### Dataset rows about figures

[BEGIN]

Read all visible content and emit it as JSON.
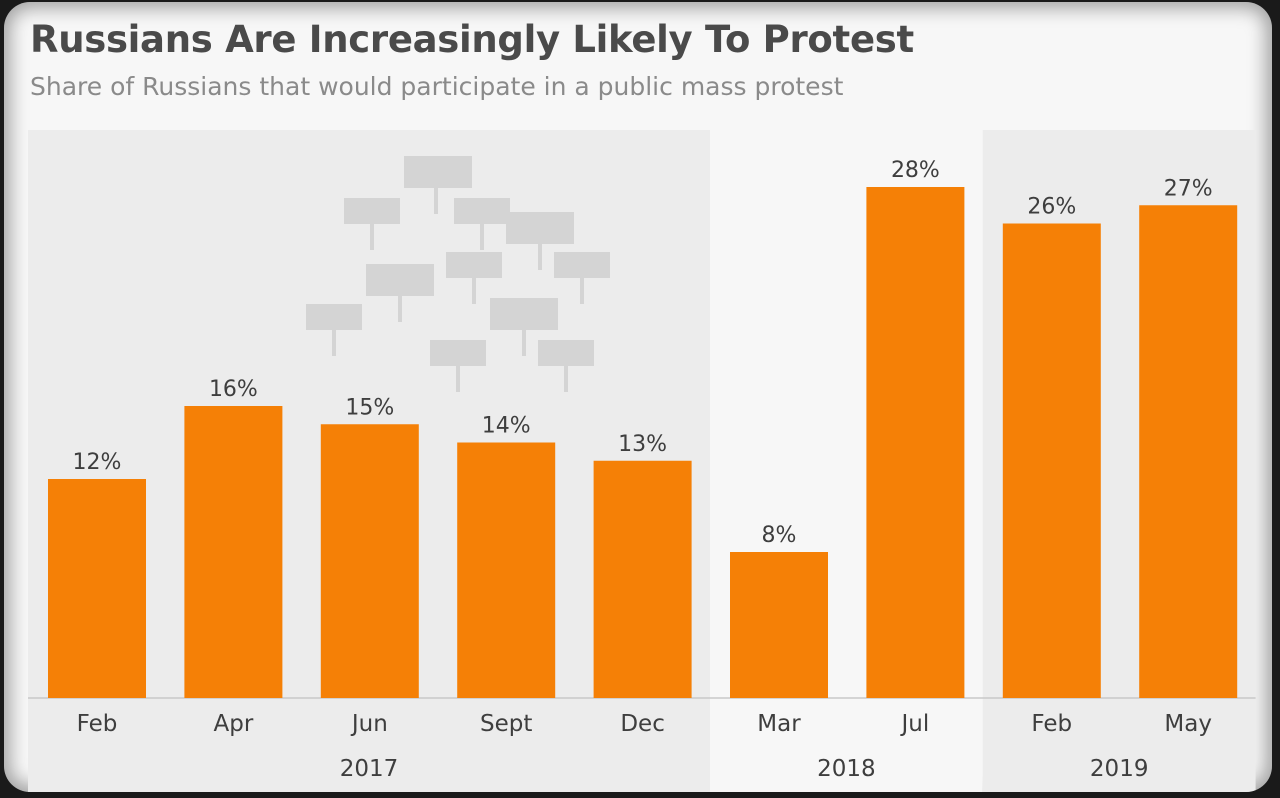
{
  "title": "Russians Are Increasingly Likely To Protest",
  "subtitle": "Share of Russians that would participate in a public mass protest",
  "colors": {
    "bar": "#f58006",
    "panel": "#ececec",
    "panel_alt": "#f7f7f7",
    "baseline": "#c8c8c8",
    "sign": "#d4d4d4"
  },
  "decoration": "protest-signs-illustration",
  "chart_data": {
    "type": "bar",
    "title": "Russians Are Increasingly Likely To Protest",
    "subtitle": "Share of Russians that would participate in a public mass protest",
    "categories": [
      "Feb",
      "Apr",
      "Jun",
      "Sept",
      "Dec",
      "Mar",
      "Jul",
      "Feb",
      "May"
    ],
    "values": [
      12,
      16,
      15,
      14,
      13,
      8,
      28,
      26,
      27
    ],
    "labels": [
      "12%",
      "16%",
      "15%",
      "14%",
      "13%",
      "8%",
      "28%",
      "26%",
      "27%"
    ],
    "groups": [
      {
        "label": "2017",
        "count": 5
      },
      {
        "label": "2018",
        "count": 2
      },
      {
        "label": "2019",
        "count": 2
      }
    ],
    "unit": "%",
    "ylim": [
      0,
      30
    ],
    "grid": false,
    "legend": "none"
  }
}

[END]

### Given exercise
Gather all lines where the word "subtitle" appears.

### Exercise answer
  "subtitle": "Share of Russians that would participate in a public mass protest",
    "subtitle": "Share of Russians that would participate in a public mass protest",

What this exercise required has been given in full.